* [TO BE DONE]:
Pull every line that holds the word "icon" from the entries.

====== MATERIAL SUPPLIED

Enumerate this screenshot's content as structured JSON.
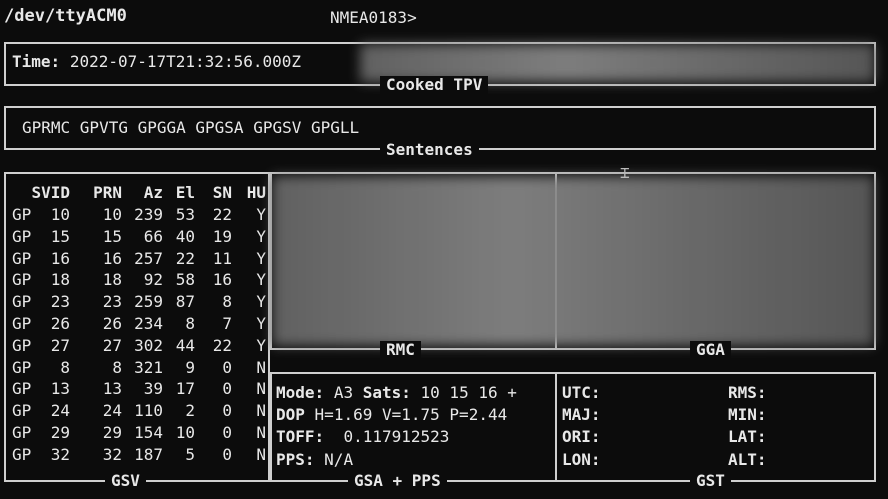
{
  "header": {
    "device": "/dev/ttyACM0",
    "mode": "NMEA0183>"
  },
  "tpv": {
    "time_label": "Time:",
    "time_value": "2022-07-17T21:32:56.000Z",
    "title": "Cooked TPV"
  },
  "sentences": {
    "list": "GPRMC GPVTG GPGGA GPGSA GPGSV GPGLL",
    "title": "Sentences"
  },
  "gsv": {
    "title": "GSV",
    "columns": [
      "SVID",
      "PRN",
      "Az",
      "El",
      "SN",
      "HU"
    ],
    "rows": [
      {
        "gnss": "GP",
        "svid": "10",
        "prn": "10",
        "az": "239",
        "el": "53",
        "sn": "22",
        "hu": "Y"
      },
      {
        "gnss": "GP",
        "svid": "15",
        "prn": "15",
        "az": "66",
        "el": "40",
        "sn": "19",
        "hu": "Y"
      },
      {
        "gnss": "GP",
        "svid": "16",
        "prn": "16",
        "az": "257",
        "el": "22",
        "sn": "11",
        "hu": "Y"
      },
      {
        "gnss": "GP",
        "svid": "18",
        "prn": "18",
        "az": "92",
        "el": "58",
        "sn": "16",
        "hu": "Y"
      },
      {
        "gnss": "GP",
        "svid": "23",
        "prn": "23",
        "az": "259",
        "el": "87",
        "sn": "8",
        "hu": "Y"
      },
      {
        "gnss": "GP",
        "svid": "26",
        "prn": "26",
        "az": "234",
        "el": "8",
        "sn": "7",
        "hu": "Y"
      },
      {
        "gnss": "GP",
        "svid": "27",
        "prn": "27",
        "az": "302",
        "el": "44",
        "sn": "22",
        "hu": "Y"
      },
      {
        "gnss": "GP",
        "svid": "8",
        "prn": "8",
        "az": "321",
        "el": "9",
        "sn": "0",
        "hu": "N"
      },
      {
        "gnss": "GP",
        "svid": "13",
        "prn": "13",
        "az": "39",
        "el": "17",
        "sn": "0",
        "hu": "N"
      },
      {
        "gnss": "GP",
        "svid": "24",
        "prn": "24",
        "az": "110",
        "el": "2",
        "sn": "0",
        "hu": "N"
      },
      {
        "gnss": "GP",
        "svid": "29",
        "prn": "29",
        "az": "154",
        "el": "10",
        "sn": "0",
        "hu": "N"
      },
      {
        "gnss": "GP",
        "svid": "32",
        "prn": "32",
        "az": "187",
        "el": "5",
        "sn": "0",
        "hu": "N"
      }
    ]
  },
  "rmc": {
    "title": "RMC"
  },
  "gga": {
    "title": "GGA"
  },
  "gsa": {
    "title": "GSA + PPS",
    "mode_label": "Mode:",
    "mode_value": "A3",
    "sats_label": "Sats:",
    "sats_value": "10 15 16 +",
    "dop_label": "DOP",
    "dop_h": "H=1.69",
    "dop_v": "V=1.75",
    "dop_p": "P=2.44",
    "toff_label": "TOFF:",
    "toff_value": "0.117912523",
    "pps_label": "PPS:",
    "pps_value": "N/A"
  },
  "gst": {
    "title": "GST",
    "utc_label": "UTC:",
    "rms_label": "RMS:",
    "maj_label": "MAJ:",
    "min_label": "MIN:",
    "ori_label": "ORI:",
    "lat_label": "LAT:",
    "lon_label": "LON:",
    "alt_label": "ALT:"
  }
}
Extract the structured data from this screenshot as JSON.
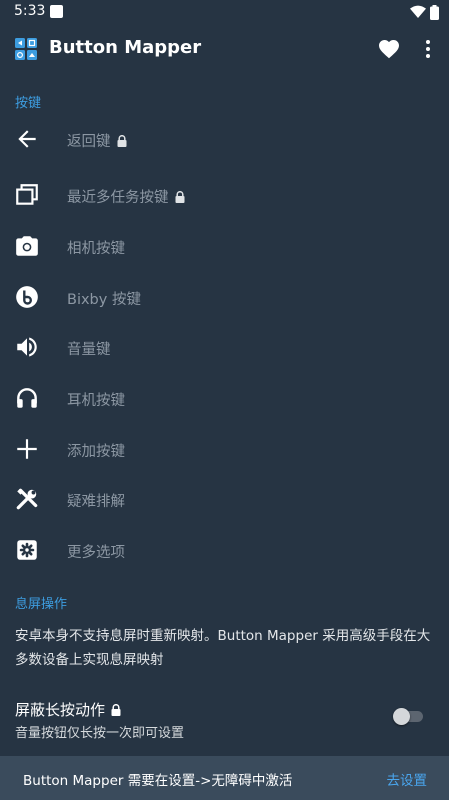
{
  "status_bar": {
    "time": "5:33"
  },
  "app_bar": {
    "title": "Button Mapper"
  },
  "sections": {
    "buttons_header": "按键",
    "screen_off_header": "息屏操作"
  },
  "items": [
    {
      "label": "返回键",
      "icon": "arrow-left-icon",
      "locked": true
    },
    {
      "label": "最近多任务按键",
      "icon": "recents-icon",
      "locked": true
    },
    {
      "label": "相机按键",
      "icon": "camera-icon",
      "locked": false
    },
    {
      "label": "Bixby 按键",
      "icon": "bixby-icon",
      "locked": false
    },
    {
      "label": "音量键",
      "icon": "volume-icon",
      "locked": false
    },
    {
      "label": "耳机按键",
      "icon": "headphones-icon",
      "locked": false
    },
    {
      "label": "添加按键",
      "icon": "plus-icon",
      "locked": false
    },
    {
      "label": "疑难排解",
      "icon": "tools-icon",
      "locked": false
    },
    {
      "label": "更多选项",
      "icon": "settings-icon",
      "locked": false
    }
  ],
  "screen_off": {
    "description": "安卓本身不支持息屏时重新映射。Button Mapper 采用高级手段在大多数设备上实现息屏映射",
    "switch_title": "屏蔽长按动作",
    "switch_subtitle": "音量按钮仅长按一次即可设置",
    "switch_on": false
  },
  "snackbar": {
    "message": "Button Mapper 需要在设置->无障碍中激活",
    "action": "去设置"
  },
  "colors": {
    "background": "#263443",
    "accent": "#3d9de0",
    "snackbar": "#3a4b5c"
  }
}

============

* [ANSWER TO THE EXERCISE]:
      "icon": "arrow-left-icon",
      "icon": "recents-icon",
      "icon": "camera-icon",
      "icon": "bixby-icon",
      "icon": "volume-icon",
      "icon": "headphones-icon",
      "icon": "plus-icon",
      "icon": "tools-icon",
      "icon": "settings-icon",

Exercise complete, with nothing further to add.